**** Provided records ****

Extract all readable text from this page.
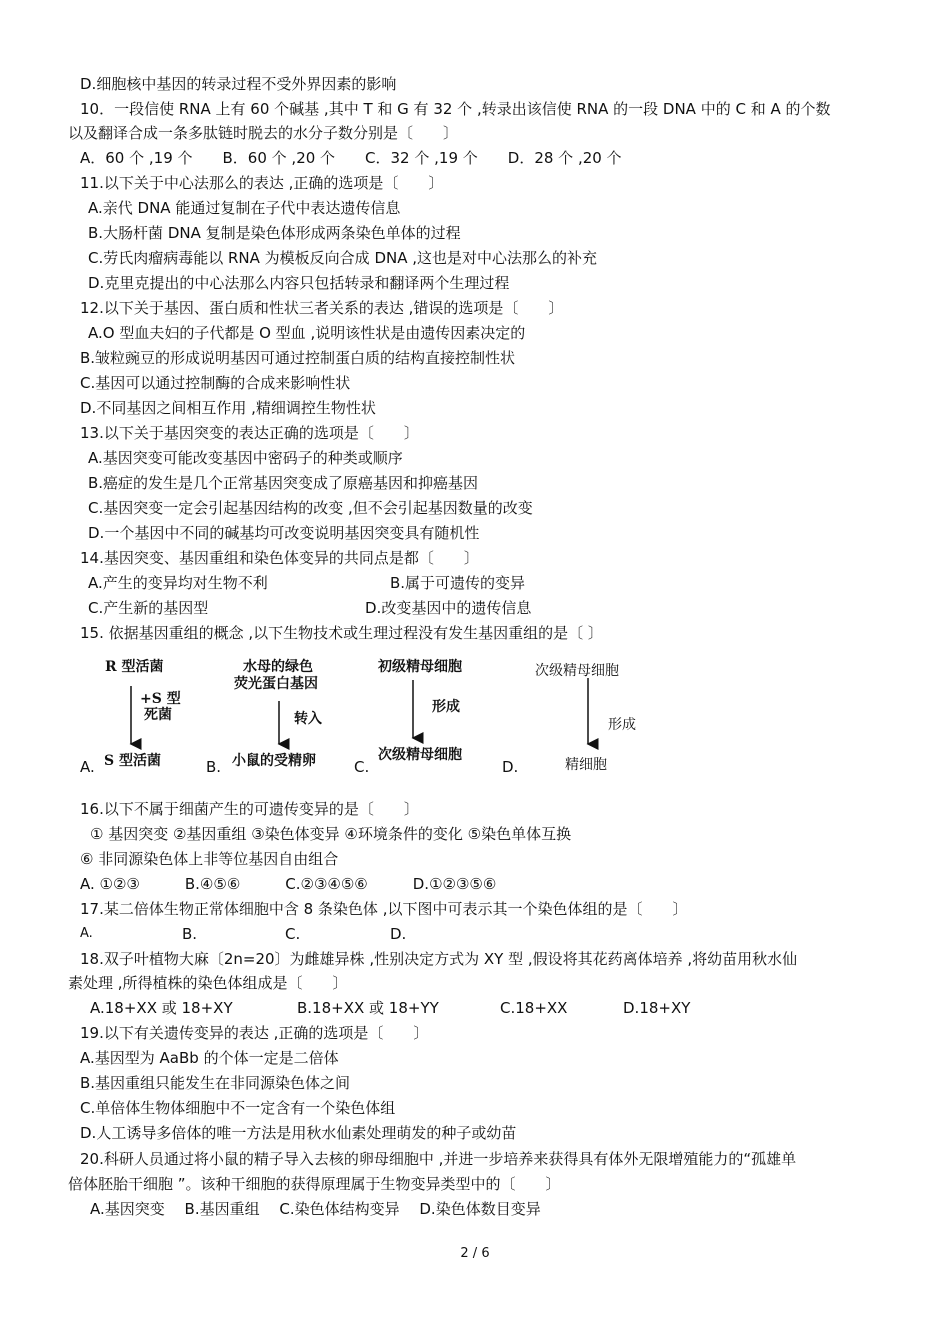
D.细胞核中基因的转录过程不受外界因素的影响
10．一段信使 RNA 上有 60 个碱基 ,其中 T 和 G 有 32 个 ,转录出该信使 RNA 的一段 DNA 中的 C 和 A 的个数
以及翻译合成一条多肽链时脱去的水分子数分别是〔　　〕
A．60 个 ,19 个　　B．60 个 ,20 个　　C．32 个 ,19 个　　D．28 个 ,20 个
11.以下关于中心法那么的表达 ,正确的选项是〔　　〕
A.亲代 DNA 能通过复制在子代中表达遗传信息
B.大肠杆菌 DNA 复制是染色体形成两条染色单体的过程
C.劳氏肉瘤病毒能以 RNA 为模板反向合成 DNA ,这也是对中心法那么的补充
D.克里克提出的中心法那么内容只包括转录和翻译两个生理过程
12.以下关于基因、蛋白质和性状三者关系的表达 ,错误的选项是〔　　〕
A.O 型血夫妇的子代都是 O 型血 ,说明该性状是由遗传因素决定的
B.皱粒豌豆的形成说明基因可通过控制蛋白质的结构直接控制性状
C.基因可以通过控制酶的合成来影响性状
D.不同基因之间相互作用 ,精细调控生物性状
13.以下关于基因突变的表达正确的选项是〔　　〕
A.基因突变可能改变基因中密码子的种类或顺序
B.癌症的发生是几个正常基因突变成了原癌基因和抑癌基因
C.基因突变一定会引起基因结构的改变 ,但不会引起基因数量的改变
D.一个基因中不同的碱基均可改变说明基因突变具有随机性
14.基因突变、基因重组和染色体变异的共同点是都〔　　〕
A.产生的变异均对生物不利	B.属于可遗传的变异
C.产生新的基因型	D.改变基因中的遗传信息
15. 依据基因重组的概念 ,以下生物技术或生理过程没有发生基因重组的是〔 〕
R 型活菌
+S 型
死菌
S 型活菌
水母的绿色
荧光蛋白基因
转入
小鼠的受精卵
初级精母细胞
形成
次级精母细胞
次级精母细胞
形成
精细胞
A.	B.	C.	D.
16.以下不属于细菌产生的可遗传变异的是〔　　〕
① 基因突变 ②基因重组 ③染色体变异 ④环境条件的变化 ⑤染色单体互换
⑥ 非同源染色体上非等位基因自由组合
A. ①②③　　　B.④⑤⑥　　　C.②③④⑤⑥　　　D.①②③⑤⑥
17.某二倍体生物正常体细胞中含 8 条染色体 ,以下图中可表示其一个染色体组的是〔　　〕
A.	B.	C.	D.
18.双子叶植物大麻〔2n=20〕为雌雄异株 ,性别决定方式为 XY 型 ,假设将其花药离体培养 ,将幼苗用秋水仙
素处理 ,所得植株的染色体组成是〔　　〕
A.18+XX 或 18+XY	B.18+XX 或 18+YY	C.18+XX	D.18+XY
19.以下有关遗传变异的表达 ,正确的选项是〔　　〕
A.基因型为 AaBb 的个体一定是二倍体
B.基因重组只能发生在非同源染色体之间
C.单倍体生物体细胞中不一定含有一个染色体组
D.人工诱导多倍体的唯一方法是用秋水仙素处理萌发的种子或幼苗
20.科研人员通过将小鼠的精子导入去核的卵母细胞中 ,并进一步培养来获得具有体外无限增殖能力的“孤雄单
倍体胚胎干细胞 ”。该种干细胞的获得原理属于生物变异类型中的〔　　〕
A.基因突变　 B.基因重组　 C.染色体结构变异　 D.染色体数目变异
2 / 6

****

Problem requirements: Repeat the full listing above exactly, with no pictures in the copy.

Solution:
Extract all readable text from this page.
D.细胞核中基因的转录过程不受外界因素的影响
10．一段信使 RNA 上有 60 个碱基 ,其中 T 和 G 有 32 个 ,转录出该信使 RNA 的一段 DNA 中的 C 和 A 的个数
以及翻译合成一条多肽链时脱去的水分子数分别是〔　　〕
A．60 个 ,19 个　　B．60 个 ,20 个　　C．32 个 ,19 个　　D．28 个 ,20 个
11.以下关于中心法那么的表达 ,正确的选项是〔　　〕
A.亲代 DNA 能通过复制在子代中表达遗传信息
B.大肠杆菌 DNA 复制是染色体形成两条染色单体的过程
C.劳氏肉瘤病毒能以 RNA 为模板反向合成 DNA ,这也是对中心法那么的补充
D.克里克提出的中心法那么内容只包括转录和翻译两个生理过程
12.以下关于基因、蛋白质和性状三者关系的表达 ,错误的选项是〔　　〕
A.O 型血夫妇的子代都是 O 型血 ,说明该性状是由遗传因素决定的
B.皱粒豌豆的形成说明基因可通过控制蛋白质的结构直接控制性状
C.基因可以通过控制酶的合成来影响性状
D.不同基因之间相互作用 ,精细调控生物性状
13.以下关于基因突变的表达正确的选项是〔　　〕
A.基因突变可能改变基因中密码子的种类或顺序
B.癌症的发生是几个正常基因突变成了原癌基因和抑癌基因
C.基因突变一定会引起基因结构的改变 ,但不会引起基因数量的改变
D.一个基因中不同的碱基均可改变说明基因突变具有随机性
14.基因突变、基因重组和染色体变异的共同点是都〔　　〕
A.产生的变异均对生物不利	B.属于可遗传的变异
C.产生新的基因型	D.改变基因中的遗传信息
15. 依据基因重组的概念 ,以下生物技术或生理过程没有发生基因重组的是〔 〕
R 型活菌
+S 型
死菌
S 型活菌
水母的绿色
荧光蛋白基因
转入
小鼠的受精卵
初级精母细胞
形成
次级精母细胞
次级精母细胞
形成
精细胞
A.	B.	C.	D.
16.以下不属于细菌产生的可遗传变异的是〔　　〕
① 基因突变 ②基因重组 ③染色体变异 ④环境条件的变化 ⑤染色单体互换
⑥ 非同源染色体上非等位基因自由组合
A. ①②③　　　B.④⑤⑥　　　C.②③④⑤⑥　　　D.①②③⑤⑥
17.某二倍体生物正常体细胞中含 8 条染色体 ,以下图中可表示其一个染色体组的是〔　　〕
A.	B.	C.	D.
18.双子叶植物大麻〔2n=20〕为雌雄异株 ,性别决定方式为 XY 型 ,假设将其花药离体培养 ,将幼苗用秋水仙
素处理 ,所得植株的染色体组成是〔　　〕
A.18+XX 或 18+XY	B.18+XX 或 18+YY	C.18+XX	D.18+XY
19.以下有关遗传变异的表达 ,正确的选项是〔　　〕
A.基因型为 AaBb 的个体一定是二倍体
B.基因重组只能发生在非同源染色体之间
C.单倍体生物体细胞中不一定含有一个染色体组
D.人工诱导多倍体的唯一方法是用秋水仙素处理萌发的种子或幼苗
20.科研人员通过将小鼠的精子导入去核的卵母细胞中 ,并进一步培养来获得具有体外无限增殖能力的“孤雄单
倍体胚胎干细胞 ”。该种干细胞的获得原理属于生物变异类型中的〔　　〕
A.基因突变　 B.基因重组　 C.染色体结构变异　 D.染色体数目变异
2 / 6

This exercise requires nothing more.